▶ [WORK TO BE COMPLETED]
Output the data below in full, byte for byte. Nothing may differ.

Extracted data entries
-- begin --

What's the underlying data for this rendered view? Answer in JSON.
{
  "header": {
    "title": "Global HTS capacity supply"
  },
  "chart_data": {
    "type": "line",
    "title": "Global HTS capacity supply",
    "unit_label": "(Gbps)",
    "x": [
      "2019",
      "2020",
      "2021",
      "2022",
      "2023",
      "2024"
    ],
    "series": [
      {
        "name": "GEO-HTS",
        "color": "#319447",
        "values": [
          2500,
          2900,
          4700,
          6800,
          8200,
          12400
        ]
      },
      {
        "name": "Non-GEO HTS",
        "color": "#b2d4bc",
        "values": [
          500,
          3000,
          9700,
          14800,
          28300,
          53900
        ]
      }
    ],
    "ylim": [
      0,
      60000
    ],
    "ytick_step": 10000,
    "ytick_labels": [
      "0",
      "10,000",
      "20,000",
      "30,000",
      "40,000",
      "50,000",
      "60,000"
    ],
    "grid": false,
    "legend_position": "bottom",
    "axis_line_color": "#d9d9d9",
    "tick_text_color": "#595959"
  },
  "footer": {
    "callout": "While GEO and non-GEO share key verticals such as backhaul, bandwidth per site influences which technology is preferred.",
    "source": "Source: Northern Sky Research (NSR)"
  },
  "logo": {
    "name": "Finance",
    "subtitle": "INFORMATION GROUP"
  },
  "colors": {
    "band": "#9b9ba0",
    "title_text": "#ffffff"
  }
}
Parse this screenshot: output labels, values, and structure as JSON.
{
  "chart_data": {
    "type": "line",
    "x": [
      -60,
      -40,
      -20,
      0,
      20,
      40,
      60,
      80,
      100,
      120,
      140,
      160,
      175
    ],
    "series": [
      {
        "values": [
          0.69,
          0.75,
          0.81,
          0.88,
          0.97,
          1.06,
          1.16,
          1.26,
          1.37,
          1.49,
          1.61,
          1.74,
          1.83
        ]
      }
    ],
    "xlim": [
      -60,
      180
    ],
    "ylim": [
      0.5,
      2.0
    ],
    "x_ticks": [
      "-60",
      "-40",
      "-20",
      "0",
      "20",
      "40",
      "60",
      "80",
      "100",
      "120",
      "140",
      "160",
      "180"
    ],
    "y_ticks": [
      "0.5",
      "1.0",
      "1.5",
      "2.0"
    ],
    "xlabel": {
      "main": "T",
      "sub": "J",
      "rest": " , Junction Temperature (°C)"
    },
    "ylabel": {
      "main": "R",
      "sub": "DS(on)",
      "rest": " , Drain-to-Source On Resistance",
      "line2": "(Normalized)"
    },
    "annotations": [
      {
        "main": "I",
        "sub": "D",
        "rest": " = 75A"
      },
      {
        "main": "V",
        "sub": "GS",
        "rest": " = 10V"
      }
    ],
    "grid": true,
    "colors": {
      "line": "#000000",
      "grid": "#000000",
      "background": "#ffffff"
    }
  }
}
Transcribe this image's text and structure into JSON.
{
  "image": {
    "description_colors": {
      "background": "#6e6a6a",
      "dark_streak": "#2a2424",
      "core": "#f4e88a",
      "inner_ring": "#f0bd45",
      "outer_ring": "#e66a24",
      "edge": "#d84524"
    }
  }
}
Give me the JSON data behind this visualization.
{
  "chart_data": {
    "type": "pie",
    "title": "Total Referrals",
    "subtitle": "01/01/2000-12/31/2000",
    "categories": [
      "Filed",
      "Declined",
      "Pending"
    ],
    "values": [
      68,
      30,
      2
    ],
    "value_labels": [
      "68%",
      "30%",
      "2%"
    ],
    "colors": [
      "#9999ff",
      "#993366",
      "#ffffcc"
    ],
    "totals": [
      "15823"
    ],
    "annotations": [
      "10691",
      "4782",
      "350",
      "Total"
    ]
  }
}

-- end --

▶ [EXPECTED ANSWER]
What's the underlying data for this rendered view? Answer in JSON.
{
  "header": {
    "title": "Global HTS capacity supply"
  },
  "chart_data": {
    "type": "line",
    "title": "Global HTS capacity supply",
    "unit_label": "(Gbps)",
    "x": [
      "2019",
      "2020",
      "2021",
      "2022",
      "2023",
      "2024"
    ],
    "series": [
      {
        "name": "GEO-HTS",
        "color": "#319447",
        "values": [
          2500,
          2900,
          4700,
          6800,
          8200,
          12400
        ]
      },
      {
        "name": "Non-GEO HTS",
        "color": "#b2d4bc",
        "values": [
          500,
          3000,
          9700,
          14800,
          28300,
          53900
        ]
      }
    ],
    "ylim": [
      0,
      60000
    ],
    "ytick_step": 10000,
    "ytick_labels": [
      "0",
      "10,000",
      "20,000",
      "30,000",
      "40,000",
      "50,000",
      "60,000"
    ],
    "grid": false,
    "legend_position": "bottom",
    "axis_line_color": "#d9d9d9",
    "tick_text_color": "#595959"
  },
  "footer": {
    "callout": "While GEO and non-GEO share key verticals such as backhaul, bandwidth per site influences which technology is preferred.",
    "source": "Source: Northern Sky Research (NSR)"
  },
  "logo": {
    "name": "Finance",
    "subtitle": "INFORMATION GROUP"
  },
  "colors": {
    "band": "#9b9ba0",
    "title_text": "#ffffff"
  }
}
Parse this screenshot: output labels, values, and structure as JSON.
{
  "chart_data": {
    "type": "line",
    "x": [
      -60,
      -40,
      -20,
      0,
      20,
      40,
      60,
      80,
      100,
      120,
      140,
      160,
      175
    ],
    "series": [
      {
        "values": [
          0.69,
          0.75,
          0.81,
          0.88,
          0.97,
          1.06,
          1.16,
          1.26,
          1.37,
          1.49,
          1.61,
          1.74,
          1.83
        ]
      }
    ],
    "xlim": [
      -60,
      180
    ],
    "ylim": [
      0.5,
      2.0
    ],
    "x_ticks": [
      "-60",
      "-40",
      "-20",
      "0",
      "20",
      "40",
      "60",
      "80",
      "100",
      "120",
      "140",
      "160",
      "180"
    ],
    "y_ticks": [
      "0.5",
      "1.0",
      "1.5",
      "2.0"
    ],
    "xlabel": {
      "main": "T",
      "sub": "J",
      "rest": " , Junction Temperature (°C)"
    },
    "ylabel": {
      "main": "R",
      "sub": "DS(on)",
      "rest": " , Drain-to-Source On Resistance",
      "line2": "(Normalized)"
    },
    "annotations": [
      {
        "main": "I",
        "sub": "D",
        "rest": " = 75A"
      },
      {
        "main": "V",
        "sub": "GS",
        "rest": " = 10V"
      }
    ],
    "grid": true,
    "colors": {
      "line": "#000000",
      "grid": "#000000",
      "background": "#ffffff"
    }
  }
}
Transcribe this image's text and structure into JSON.
{
  "image": {
    "description_colors": {
      "background": "#6e6a6a",
      "dark_streak": "#2a2424",
      "core": "#f4e88a",
      "inner_ring": "#f0bd45",
      "outer_ring": "#e66a24",
      "edge": "#d84524"
    }
  }
}
Give me the JSON data behind this visualization.
{
  "chart_data": {
    "type": "pie",
    "title": "Total Referrals",
    "subtitle": "01/01/2000-12/31/2000",
    "categories": [
      "Filed",
      "Declined",
      "Pending"
    ],
    "values": [
      68,
      30,
      2
    ],
    "value_labels": [
      "68%",
      "30%",
      "2%"
    ],
    "colors": [
      "#9999ff",
      "#993366",
      "#ffffcc"
    ],
    "totals": [
      "15823"
    ],
    "annotations": [
      "10691",
      "4782",
      "350",
      "Total"
    ]
  }
}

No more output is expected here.